== AVAILABLE RECORDS

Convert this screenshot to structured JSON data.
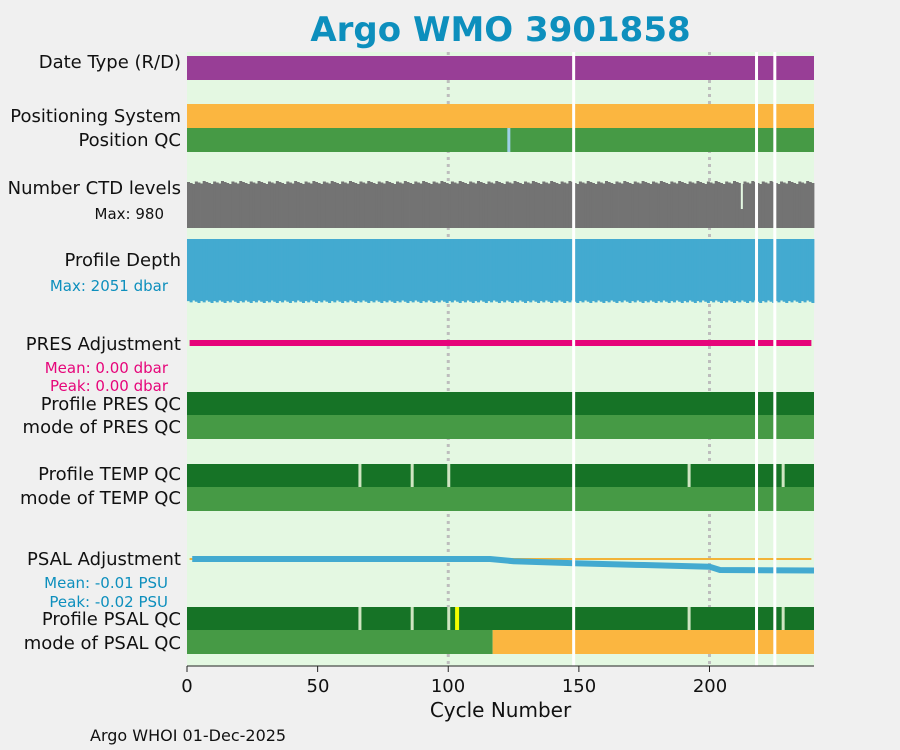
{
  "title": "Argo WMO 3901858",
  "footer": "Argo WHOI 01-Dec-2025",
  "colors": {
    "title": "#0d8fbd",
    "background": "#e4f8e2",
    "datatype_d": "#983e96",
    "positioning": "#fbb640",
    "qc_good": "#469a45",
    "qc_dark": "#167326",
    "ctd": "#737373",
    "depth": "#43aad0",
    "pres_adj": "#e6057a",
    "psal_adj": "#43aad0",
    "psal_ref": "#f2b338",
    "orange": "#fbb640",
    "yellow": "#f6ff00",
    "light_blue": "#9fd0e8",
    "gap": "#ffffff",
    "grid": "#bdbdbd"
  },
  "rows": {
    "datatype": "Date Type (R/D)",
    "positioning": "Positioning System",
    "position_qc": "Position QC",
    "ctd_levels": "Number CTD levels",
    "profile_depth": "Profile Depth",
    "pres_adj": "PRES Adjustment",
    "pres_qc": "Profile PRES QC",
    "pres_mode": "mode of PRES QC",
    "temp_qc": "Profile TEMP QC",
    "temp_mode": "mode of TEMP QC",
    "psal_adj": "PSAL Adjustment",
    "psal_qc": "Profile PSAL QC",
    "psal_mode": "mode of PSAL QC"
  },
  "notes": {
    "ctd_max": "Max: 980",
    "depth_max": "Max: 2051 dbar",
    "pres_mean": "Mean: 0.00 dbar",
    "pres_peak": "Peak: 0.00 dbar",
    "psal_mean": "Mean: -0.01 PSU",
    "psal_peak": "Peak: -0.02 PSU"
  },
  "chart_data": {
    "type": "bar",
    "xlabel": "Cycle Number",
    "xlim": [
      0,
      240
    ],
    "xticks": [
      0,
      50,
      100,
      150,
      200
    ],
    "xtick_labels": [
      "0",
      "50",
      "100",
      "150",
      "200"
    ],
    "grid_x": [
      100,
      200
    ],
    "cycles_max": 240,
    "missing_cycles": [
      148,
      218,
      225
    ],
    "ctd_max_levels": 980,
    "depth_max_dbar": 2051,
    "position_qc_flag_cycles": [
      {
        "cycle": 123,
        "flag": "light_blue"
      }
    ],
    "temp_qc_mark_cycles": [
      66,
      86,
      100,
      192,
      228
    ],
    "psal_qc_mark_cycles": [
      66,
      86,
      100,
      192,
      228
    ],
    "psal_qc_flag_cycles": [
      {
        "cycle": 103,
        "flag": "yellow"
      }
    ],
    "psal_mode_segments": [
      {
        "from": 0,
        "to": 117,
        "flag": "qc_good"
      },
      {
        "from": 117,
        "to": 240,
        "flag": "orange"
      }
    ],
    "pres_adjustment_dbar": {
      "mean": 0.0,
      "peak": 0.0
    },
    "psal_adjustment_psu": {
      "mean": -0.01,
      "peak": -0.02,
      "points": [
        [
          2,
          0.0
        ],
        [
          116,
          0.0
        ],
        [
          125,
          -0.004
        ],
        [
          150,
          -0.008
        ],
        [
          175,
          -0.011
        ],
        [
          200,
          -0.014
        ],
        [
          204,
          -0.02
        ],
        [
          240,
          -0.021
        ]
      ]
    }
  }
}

====
== AVAILABLE RECORDS

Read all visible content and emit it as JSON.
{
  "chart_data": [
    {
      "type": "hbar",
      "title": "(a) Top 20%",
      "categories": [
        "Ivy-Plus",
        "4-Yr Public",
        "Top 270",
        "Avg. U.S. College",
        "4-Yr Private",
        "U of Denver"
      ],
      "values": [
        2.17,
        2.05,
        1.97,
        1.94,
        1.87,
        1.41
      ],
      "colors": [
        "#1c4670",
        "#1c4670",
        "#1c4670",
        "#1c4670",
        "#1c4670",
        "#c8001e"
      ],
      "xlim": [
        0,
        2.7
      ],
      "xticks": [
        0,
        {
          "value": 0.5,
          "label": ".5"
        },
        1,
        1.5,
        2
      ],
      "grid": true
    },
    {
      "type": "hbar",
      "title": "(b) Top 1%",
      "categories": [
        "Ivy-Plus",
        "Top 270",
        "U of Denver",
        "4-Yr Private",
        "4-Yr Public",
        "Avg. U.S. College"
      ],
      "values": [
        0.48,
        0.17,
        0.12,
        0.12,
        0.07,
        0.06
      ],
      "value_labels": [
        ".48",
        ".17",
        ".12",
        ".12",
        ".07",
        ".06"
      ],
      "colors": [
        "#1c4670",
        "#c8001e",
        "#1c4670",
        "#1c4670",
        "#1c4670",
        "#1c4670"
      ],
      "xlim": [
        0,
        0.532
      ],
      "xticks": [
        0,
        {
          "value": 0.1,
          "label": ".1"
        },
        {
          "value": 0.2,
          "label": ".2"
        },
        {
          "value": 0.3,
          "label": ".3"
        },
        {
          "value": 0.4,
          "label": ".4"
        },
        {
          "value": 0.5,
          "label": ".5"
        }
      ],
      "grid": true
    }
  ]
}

====

◆ **DESCRIPTION OF THE TASK**
Identify all lines where the word "title" shows up. Copy them.

◆ **COMPLETE OUTPUT**
  "title": "Argo WMO 3901858",
    "title": "#0d8fbd",
      "title": "(a) Top 20%",
      "title": "(b) Top 1%",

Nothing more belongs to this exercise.